Copy each line of the entries that contains the word "δέον".

— START OF Task data —

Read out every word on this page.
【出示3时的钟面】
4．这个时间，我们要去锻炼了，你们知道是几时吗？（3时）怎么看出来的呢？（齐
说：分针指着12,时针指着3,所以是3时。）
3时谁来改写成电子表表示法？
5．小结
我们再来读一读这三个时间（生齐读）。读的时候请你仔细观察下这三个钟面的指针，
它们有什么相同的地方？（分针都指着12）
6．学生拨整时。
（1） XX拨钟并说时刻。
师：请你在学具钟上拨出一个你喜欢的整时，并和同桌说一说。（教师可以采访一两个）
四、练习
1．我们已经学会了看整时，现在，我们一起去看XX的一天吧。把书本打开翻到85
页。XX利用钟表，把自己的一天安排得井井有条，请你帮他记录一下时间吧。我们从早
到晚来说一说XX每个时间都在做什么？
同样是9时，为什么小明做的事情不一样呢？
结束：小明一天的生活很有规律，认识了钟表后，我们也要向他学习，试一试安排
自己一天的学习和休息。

— END OF Task data —
— START OF Task data —

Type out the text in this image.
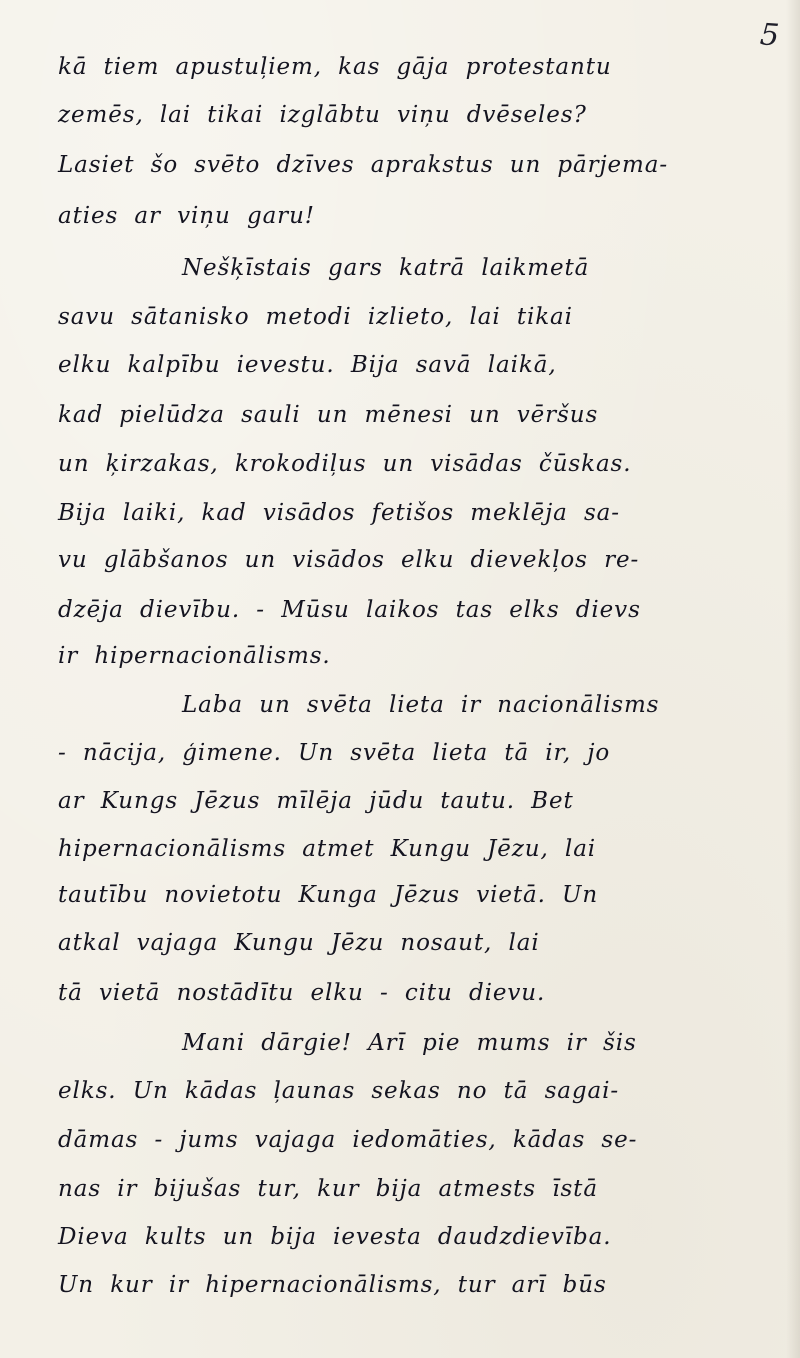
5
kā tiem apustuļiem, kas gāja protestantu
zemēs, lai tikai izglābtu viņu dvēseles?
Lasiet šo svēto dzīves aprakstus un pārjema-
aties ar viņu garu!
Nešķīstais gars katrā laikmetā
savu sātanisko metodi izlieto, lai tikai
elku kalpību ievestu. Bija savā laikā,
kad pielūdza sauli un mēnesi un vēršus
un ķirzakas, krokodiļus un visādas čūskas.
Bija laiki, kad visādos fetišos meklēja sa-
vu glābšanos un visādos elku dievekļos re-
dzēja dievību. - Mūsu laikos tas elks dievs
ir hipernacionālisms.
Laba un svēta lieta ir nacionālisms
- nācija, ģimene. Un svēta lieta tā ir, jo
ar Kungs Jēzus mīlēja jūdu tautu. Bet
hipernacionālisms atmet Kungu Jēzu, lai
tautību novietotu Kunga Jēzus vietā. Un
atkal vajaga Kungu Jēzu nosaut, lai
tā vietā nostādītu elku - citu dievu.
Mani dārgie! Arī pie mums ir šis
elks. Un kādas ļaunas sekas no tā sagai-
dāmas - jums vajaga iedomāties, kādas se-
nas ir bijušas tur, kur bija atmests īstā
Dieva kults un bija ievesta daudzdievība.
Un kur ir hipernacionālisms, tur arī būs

— END OF Task data —
— START OF Task data —

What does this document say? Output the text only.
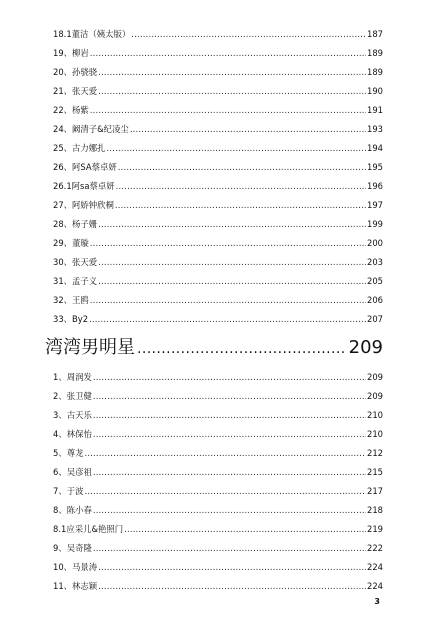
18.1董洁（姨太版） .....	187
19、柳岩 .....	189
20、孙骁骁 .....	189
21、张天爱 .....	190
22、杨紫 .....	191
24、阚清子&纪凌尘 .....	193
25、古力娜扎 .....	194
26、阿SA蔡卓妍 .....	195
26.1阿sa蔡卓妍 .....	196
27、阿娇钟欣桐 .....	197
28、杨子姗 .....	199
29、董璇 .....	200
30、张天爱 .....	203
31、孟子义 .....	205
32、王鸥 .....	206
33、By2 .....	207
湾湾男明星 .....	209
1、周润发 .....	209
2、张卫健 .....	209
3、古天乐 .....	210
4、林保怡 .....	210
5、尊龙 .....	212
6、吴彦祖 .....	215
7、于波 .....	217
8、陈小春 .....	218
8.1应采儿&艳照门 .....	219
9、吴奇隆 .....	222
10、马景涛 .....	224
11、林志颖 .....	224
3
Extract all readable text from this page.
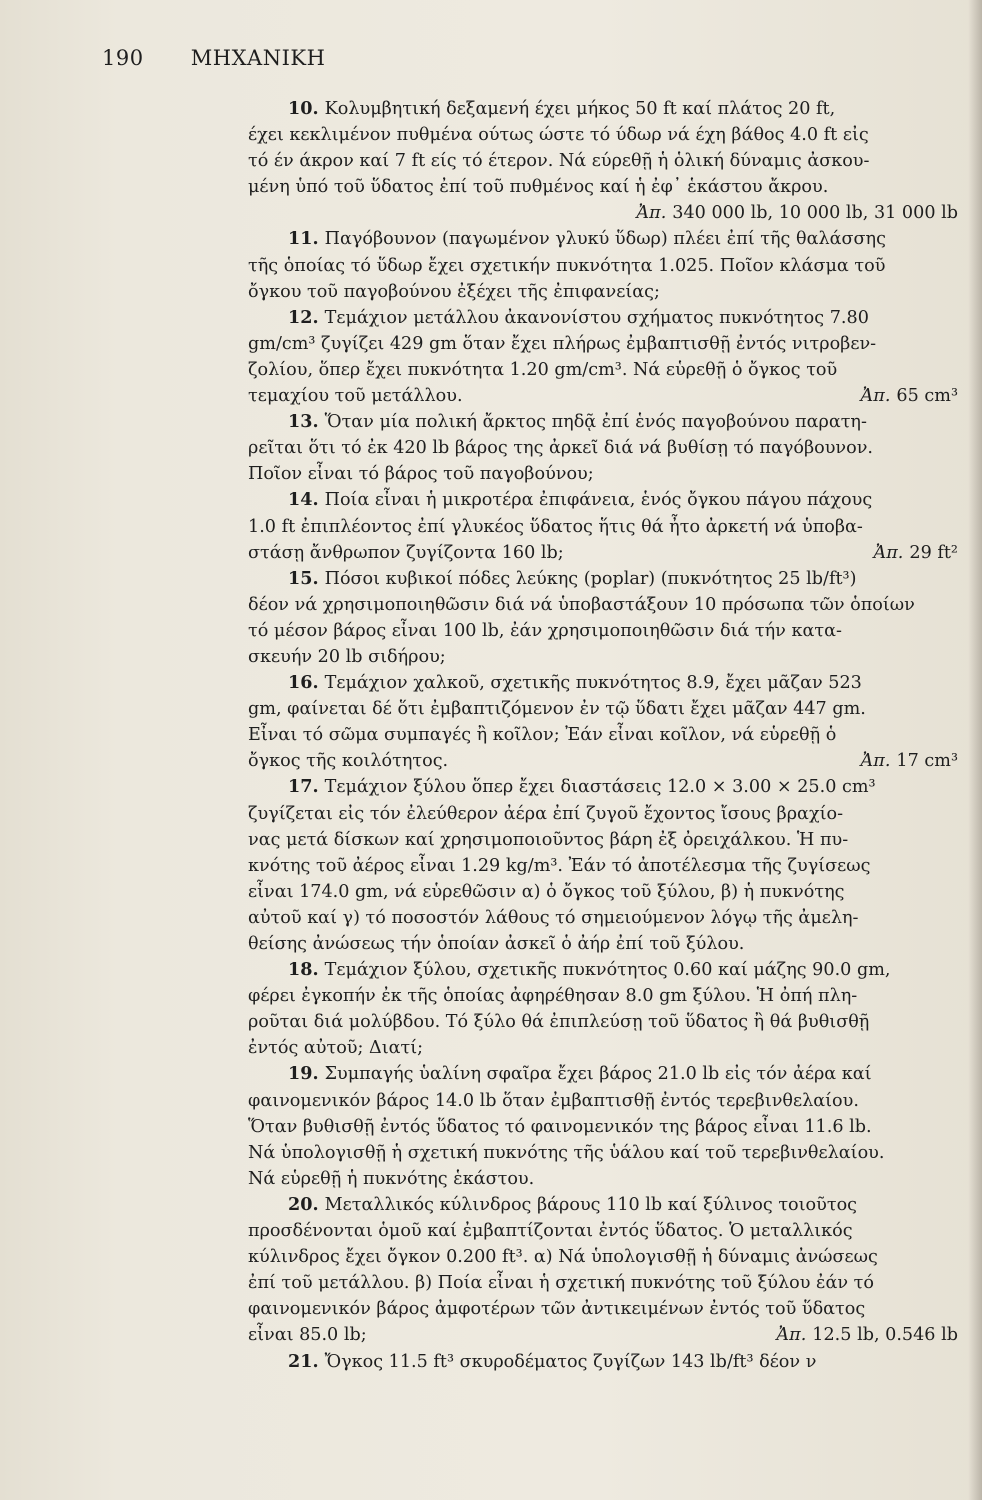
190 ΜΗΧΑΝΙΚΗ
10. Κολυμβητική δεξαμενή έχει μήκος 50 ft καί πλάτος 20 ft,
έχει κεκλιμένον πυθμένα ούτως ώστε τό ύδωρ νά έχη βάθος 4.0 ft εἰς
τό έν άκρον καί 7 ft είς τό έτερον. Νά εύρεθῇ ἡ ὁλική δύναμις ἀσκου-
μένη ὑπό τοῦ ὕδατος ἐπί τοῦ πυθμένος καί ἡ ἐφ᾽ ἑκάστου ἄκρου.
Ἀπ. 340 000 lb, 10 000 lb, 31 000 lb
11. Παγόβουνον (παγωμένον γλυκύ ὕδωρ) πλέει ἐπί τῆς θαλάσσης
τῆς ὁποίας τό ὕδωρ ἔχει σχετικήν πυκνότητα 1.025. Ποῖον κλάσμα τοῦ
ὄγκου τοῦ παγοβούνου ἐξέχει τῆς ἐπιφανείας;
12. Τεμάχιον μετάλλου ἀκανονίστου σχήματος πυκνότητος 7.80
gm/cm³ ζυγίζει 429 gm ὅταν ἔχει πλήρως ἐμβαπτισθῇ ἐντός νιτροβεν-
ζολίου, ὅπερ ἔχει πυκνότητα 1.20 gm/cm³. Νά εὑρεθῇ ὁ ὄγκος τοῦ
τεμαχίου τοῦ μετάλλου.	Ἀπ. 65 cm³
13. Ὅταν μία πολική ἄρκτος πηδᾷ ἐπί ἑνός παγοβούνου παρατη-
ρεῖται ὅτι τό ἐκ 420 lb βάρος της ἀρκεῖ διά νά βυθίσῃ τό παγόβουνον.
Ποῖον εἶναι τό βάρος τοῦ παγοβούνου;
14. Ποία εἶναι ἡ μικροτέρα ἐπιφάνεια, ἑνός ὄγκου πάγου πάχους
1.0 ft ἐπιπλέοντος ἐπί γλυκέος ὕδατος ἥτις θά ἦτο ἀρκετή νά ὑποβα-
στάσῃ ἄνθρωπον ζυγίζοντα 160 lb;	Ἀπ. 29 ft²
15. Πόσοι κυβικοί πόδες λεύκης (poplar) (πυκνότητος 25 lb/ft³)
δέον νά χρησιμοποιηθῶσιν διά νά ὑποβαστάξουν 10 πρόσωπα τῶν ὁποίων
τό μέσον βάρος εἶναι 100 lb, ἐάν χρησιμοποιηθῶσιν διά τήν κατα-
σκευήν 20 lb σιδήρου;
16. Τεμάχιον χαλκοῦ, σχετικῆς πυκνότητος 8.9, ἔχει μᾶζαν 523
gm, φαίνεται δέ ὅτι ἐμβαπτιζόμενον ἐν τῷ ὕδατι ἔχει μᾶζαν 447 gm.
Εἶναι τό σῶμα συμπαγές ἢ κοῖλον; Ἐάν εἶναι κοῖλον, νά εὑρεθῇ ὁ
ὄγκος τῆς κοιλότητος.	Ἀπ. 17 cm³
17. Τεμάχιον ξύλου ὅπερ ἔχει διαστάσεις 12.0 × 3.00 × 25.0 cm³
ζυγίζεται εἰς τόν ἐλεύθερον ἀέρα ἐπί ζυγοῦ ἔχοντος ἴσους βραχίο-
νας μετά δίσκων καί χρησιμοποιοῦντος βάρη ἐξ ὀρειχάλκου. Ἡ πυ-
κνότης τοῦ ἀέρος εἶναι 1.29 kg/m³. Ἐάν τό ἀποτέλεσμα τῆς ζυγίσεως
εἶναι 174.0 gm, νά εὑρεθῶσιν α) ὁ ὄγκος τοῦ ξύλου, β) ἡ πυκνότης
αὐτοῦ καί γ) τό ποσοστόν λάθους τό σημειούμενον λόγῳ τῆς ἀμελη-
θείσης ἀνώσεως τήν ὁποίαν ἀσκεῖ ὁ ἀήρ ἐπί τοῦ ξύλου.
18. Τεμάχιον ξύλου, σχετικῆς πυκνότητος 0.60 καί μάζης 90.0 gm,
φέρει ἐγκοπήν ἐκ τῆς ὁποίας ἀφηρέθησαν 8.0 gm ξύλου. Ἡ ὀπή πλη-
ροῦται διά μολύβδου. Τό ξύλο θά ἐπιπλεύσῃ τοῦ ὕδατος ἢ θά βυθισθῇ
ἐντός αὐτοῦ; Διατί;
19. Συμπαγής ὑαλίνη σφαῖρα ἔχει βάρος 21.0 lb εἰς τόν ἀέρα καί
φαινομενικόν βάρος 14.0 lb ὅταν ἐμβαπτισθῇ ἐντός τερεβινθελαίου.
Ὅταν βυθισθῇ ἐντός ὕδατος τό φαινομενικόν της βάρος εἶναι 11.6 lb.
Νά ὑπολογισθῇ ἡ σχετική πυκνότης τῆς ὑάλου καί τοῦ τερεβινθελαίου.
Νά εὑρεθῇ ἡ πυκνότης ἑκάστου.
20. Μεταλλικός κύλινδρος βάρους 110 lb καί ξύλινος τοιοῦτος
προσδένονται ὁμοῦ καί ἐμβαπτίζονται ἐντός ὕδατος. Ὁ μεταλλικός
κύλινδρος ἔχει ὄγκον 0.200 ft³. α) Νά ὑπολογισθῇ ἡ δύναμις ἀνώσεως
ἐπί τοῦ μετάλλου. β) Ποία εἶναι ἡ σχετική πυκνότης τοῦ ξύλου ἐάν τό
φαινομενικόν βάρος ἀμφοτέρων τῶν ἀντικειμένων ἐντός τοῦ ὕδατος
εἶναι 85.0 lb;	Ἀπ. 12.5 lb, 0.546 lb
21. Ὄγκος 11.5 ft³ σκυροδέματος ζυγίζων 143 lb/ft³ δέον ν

— END OF Task data —

## Output of the task:
δέον νά χρησιμοποιηθῶσιν διά νά ὑποβαστάξουν 10 πρόσωπα τῶν ὁποίων
21. Ὄγκος 11.5 ft³ σκυροδέματος ζυγίζων 143 lb/ft³ δέον ν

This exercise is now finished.